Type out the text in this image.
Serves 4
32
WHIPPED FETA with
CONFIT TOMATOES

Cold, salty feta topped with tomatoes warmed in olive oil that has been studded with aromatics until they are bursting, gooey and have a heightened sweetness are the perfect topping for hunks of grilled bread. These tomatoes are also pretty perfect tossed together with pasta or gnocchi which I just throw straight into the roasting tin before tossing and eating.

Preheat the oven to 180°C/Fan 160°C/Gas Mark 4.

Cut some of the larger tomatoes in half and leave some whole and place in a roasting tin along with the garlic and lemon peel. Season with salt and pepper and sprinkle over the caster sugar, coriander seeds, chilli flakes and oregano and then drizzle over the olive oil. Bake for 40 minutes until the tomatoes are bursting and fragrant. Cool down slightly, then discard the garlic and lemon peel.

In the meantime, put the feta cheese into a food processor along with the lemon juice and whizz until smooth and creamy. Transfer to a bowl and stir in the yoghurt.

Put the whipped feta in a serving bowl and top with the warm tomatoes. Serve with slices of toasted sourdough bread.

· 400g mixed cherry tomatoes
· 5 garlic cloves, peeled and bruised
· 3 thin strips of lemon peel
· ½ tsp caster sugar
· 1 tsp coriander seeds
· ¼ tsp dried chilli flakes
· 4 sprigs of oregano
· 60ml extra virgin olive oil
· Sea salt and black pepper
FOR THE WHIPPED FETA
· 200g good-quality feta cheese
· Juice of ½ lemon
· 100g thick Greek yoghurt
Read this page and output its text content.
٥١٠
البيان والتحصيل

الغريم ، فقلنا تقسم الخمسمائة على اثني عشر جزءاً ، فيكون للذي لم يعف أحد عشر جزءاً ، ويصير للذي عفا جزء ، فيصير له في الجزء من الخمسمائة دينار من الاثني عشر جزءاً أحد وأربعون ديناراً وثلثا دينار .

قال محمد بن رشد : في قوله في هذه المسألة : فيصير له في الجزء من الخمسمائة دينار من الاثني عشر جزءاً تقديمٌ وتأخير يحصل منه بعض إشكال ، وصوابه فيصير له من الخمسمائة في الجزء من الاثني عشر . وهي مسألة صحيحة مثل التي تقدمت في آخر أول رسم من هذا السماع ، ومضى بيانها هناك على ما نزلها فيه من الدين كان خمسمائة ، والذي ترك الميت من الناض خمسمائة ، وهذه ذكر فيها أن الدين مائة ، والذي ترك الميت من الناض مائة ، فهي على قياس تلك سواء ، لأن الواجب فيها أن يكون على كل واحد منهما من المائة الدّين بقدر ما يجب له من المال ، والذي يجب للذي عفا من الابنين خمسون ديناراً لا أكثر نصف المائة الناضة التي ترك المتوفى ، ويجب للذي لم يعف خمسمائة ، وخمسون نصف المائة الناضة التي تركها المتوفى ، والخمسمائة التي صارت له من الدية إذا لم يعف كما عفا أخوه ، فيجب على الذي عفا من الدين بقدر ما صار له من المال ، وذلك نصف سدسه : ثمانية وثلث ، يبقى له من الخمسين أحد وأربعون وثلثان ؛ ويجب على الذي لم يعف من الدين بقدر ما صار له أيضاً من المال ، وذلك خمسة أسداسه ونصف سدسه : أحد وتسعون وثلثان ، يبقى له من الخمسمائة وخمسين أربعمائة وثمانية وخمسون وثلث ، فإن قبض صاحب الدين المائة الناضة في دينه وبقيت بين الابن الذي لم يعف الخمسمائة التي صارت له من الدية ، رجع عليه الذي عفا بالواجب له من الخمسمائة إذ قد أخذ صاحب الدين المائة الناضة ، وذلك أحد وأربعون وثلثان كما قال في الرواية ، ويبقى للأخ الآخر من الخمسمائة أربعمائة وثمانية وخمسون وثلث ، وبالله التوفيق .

WORK TO DO: Write every line of the material above again, exactly.

IN RESPONSE:
Type out the text in this image.
Serves 4
32
WHIPPED FETA with
CONFIT TOMATOES

Cold, salty feta topped with tomatoes warmed in olive oil that has been studded with aromatics until they are bursting, gooey and have a heightened sweetness are the perfect topping for hunks of grilled bread. These tomatoes are also pretty perfect tossed together with pasta or gnocchi which I just throw straight into the roasting tin before tossing and eating.

Preheat the oven to 180°C/Fan 160°C/Gas Mark 4.

Cut some of the larger tomatoes in half and leave some whole and place in a roasting tin along with the garlic and lemon peel. Season with salt and pepper and sprinkle over the caster sugar, coriander seeds, chilli flakes and oregano and then drizzle over the olive oil. Bake for 40 minutes until the tomatoes are bursting and fragrant. Cool down slightly, then discard the garlic and lemon peel.

In the meantime, put the feta cheese into a food processor along with the lemon juice and whizz until smooth and creamy. Transfer to a bowl and stir in the yoghurt.

Put the whipped feta in a serving bowl and top with the warm tomatoes. Serve with slices of toasted sourdough bread.

· 400g mixed cherry tomatoes
· 5 garlic cloves, peeled and bruised
· 3 thin strips of lemon peel
· ½ tsp caster sugar
· 1 tsp coriander seeds
· ¼ tsp dried chilli flakes
· 4 sprigs of oregano
· 60ml extra virgin olive oil
· Sea salt and black pepper
FOR THE WHIPPED FETA
· 200g good-quality feta cheese
· Juice of ½ lemon
· 100g thick Greek yoghurt
Read this page and output its text content.
٥١٠
البيان والتحصيل

الغريم ، فقلنا تقسم الخمسمائة على اثني عشر جزءاً ، فيكون للذي لم يعف أحد عشر جزءاً ، ويصير للذي عفا جزء ، فيصير له في الجزء من الخمسمائة دينار من الاثني عشر جزءاً أحد وأربعون ديناراً وثلثا دينار .

قال محمد بن رشد : في قوله في هذه المسألة : فيصير له في الجزء من الخمسمائة دينار من الاثني عشر جزءاً تقديمٌ وتأخير يحصل منه بعض إشكال ، وصوابه فيصير له من الخمسمائة في الجزء من الاثني عشر . وهي مسألة صحيحة مثل التي تقدمت في آخر أول رسم من هذا السماع ، ومضى بيانها هناك على ما نزلها فيه من الدين كان خمسمائة ، والذي ترك الميت من الناض خمسمائة ، وهذه ذكر فيها أن الدين مائة ، والذي ترك الميت من الناض مائة ، فهي على قياس تلك سواء ، لأن الواجب فيها أن يكون على كل واحد منهما من المائة الدّين بقدر ما يجب له من المال ، والذي يجب للذي عفا من الابنين خمسون ديناراً لا أكثر نصف المائة الناضة التي ترك المتوفى ، ويجب للذي لم يعف خمسمائة ، وخمسون نصف المائة الناضة التي تركها المتوفى ، والخمسمائة التي صارت له من الدية إذا لم يعف كما عفا أخوه ، فيجب على الذي عفا من الدين بقدر ما صار له من المال ، وذلك نصف سدسه : ثمانية وثلث ، يبقى له من الخمسين أحد وأربعون وثلثان ؛ ويجب على الذي لم يعف من الدين بقدر ما صار له أيضاً من المال ، وذلك خمسة أسداسه ونصف سدسه : أحد وتسعون وثلثان ، يبقى له من الخمسمائة وخمسين أربعمائة وثمانية وخمسون وثلث ، فإن قبض صاحب الدين المائة الناضة في دينه وبقيت بين الابن الذي لم يعف الخمسمائة التي صارت له من الدية ، رجع عليه الذي عفا بالواجب له من الخمسمائة إذ قد أخذ صاحب الدين المائة الناضة ، وذلك أحد وأربعون وثلثان كما قال في الرواية ، ويبقى للأخ الآخر من الخمسمائة أربعمائة وثمانية وخمسون وثلث ، وبالله التوفيق .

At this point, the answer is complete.